Set task:
Restate the records below word for word, and omit the images they hold.

— START —

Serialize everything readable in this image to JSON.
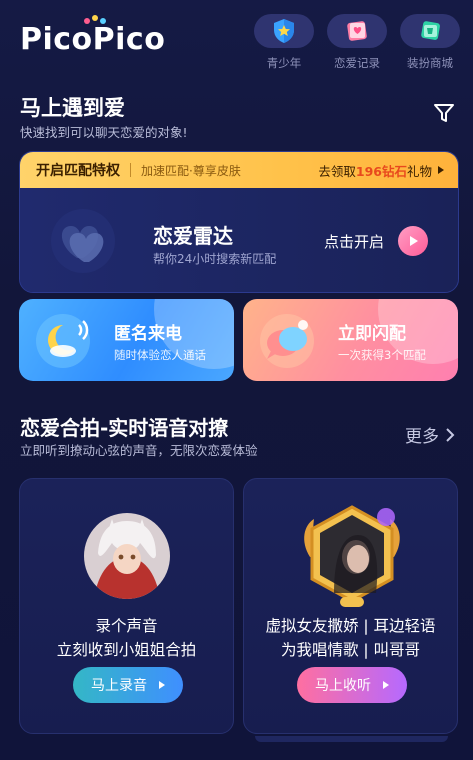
{
  "header": {
    "logo": "PicoPico",
    "nav": [
      {
        "label": "青少年",
        "icon": "shield-star-icon"
      },
      {
        "label": "恋爱记录",
        "icon": "love-record-icon"
      },
      {
        "label": "装扮商城",
        "icon": "dress-up-store-icon"
      }
    ]
  },
  "match": {
    "title": "马上遇到爱",
    "subtitle": "快速找到可以聊天恋爱的对象!",
    "banner": {
      "title": "开启匹配特权",
      "desc": "加速匹配·尊享皮肤",
      "reward_prefix": "去领取",
      "reward_highlight": "196钻石",
      "reward_suffix": "礼物"
    },
    "radar": {
      "title": "恋爱雷达",
      "subtitle": "帮你24小时搜索新匹配",
      "action": "点击开启"
    },
    "tiles": [
      {
        "title": "匿名来电",
        "subtitle": "随时体验恋人通话",
        "icon": "moon-call-icon"
      },
      {
        "title": "立即闪配",
        "subtitle": "一次获得3个匹配",
        "icon": "chat-bubble-icon"
      }
    ]
  },
  "voice": {
    "title": "恋爱合拍-实时语音对撩",
    "subtitle": "立即听到撩动心弦的声音，无限次恋爱体验",
    "more": "更多",
    "cards": [
      {
        "line1": "录个声音",
        "line2": "立刻收到小姐姐合拍",
        "button": "马上录音"
      },
      {
        "line1": "虚拟女友撒娇 | 耳边轻语",
        "line2": "为我唱情歌 | 叫哥哥",
        "button": "马上收听"
      }
    ]
  },
  "colors": {
    "background": "#12163a",
    "banner": "#ffc24a",
    "accent_pink": "#ff5c98",
    "accent_blue": "#2f8dff"
  }
}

— END —

The result:
Serialize everything readable in this image to JSON.
{
  "header": {
    "logo": "PicoPico",
    "nav": [
      {
        "label": "青少年",
        "icon": "shield-star-icon"
      },
      {
        "label": "恋爱记录",
        "icon": "love-record-icon"
      },
      {
        "label": "装扮商城",
        "icon": "dress-up-store-icon"
      }
    ]
  },
  "match": {
    "title": "马上遇到爱",
    "subtitle": "快速找到可以聊天恋爱的对象!",
    "banner": {
      "title": "开启匹配特权",
      "desc": "加速匹配·尊享皮肤",
      "reward_prefix": "去领取",
      "reward_highlight": "196钻石",
      "reward_suffix": "礼物"
    },
    "radar": {
      "title": "恋爱雷达",
      "subtitle": "帮你24小时搜索新匹配",
      "action": "点击开启"
    },
    "tiles": [
      {
        "title": "匿名来电",
        "subtitle": "随时体验恋人通话",
        "icon": "moon-call-icon"
      },
      {
        "title": "立即闪配",
        "subtitle": "一次获得3个匹配",
        "icon": "chat-bubble-icon"
      }
    ]
  },
  "voice": {
    "title": "恋爱合拍-实时语音对撩",
    "subtitle": "立即听到撩动心弦的声音，无限次恋爱体验",
    "more": "更多",
    "cards": [
      {
        "line1": "录个声音",
        "line2": "立刻收到小姐姐合拍",
        "button": "马上录音"
      },
      {
        "line1": "虚拟女友撒娇 | 耳边轻语",
        "line2": "为我唱情歌 | 叫哥哥",
        "button": "马上收听"
      }
    ]
  },
  "colors": {
    "background": "#12163a",
    "banner": "#ffc24a",
    "accent_pink": "#ff5c98",
    "accent_blue": "#2f8dff"
  }
}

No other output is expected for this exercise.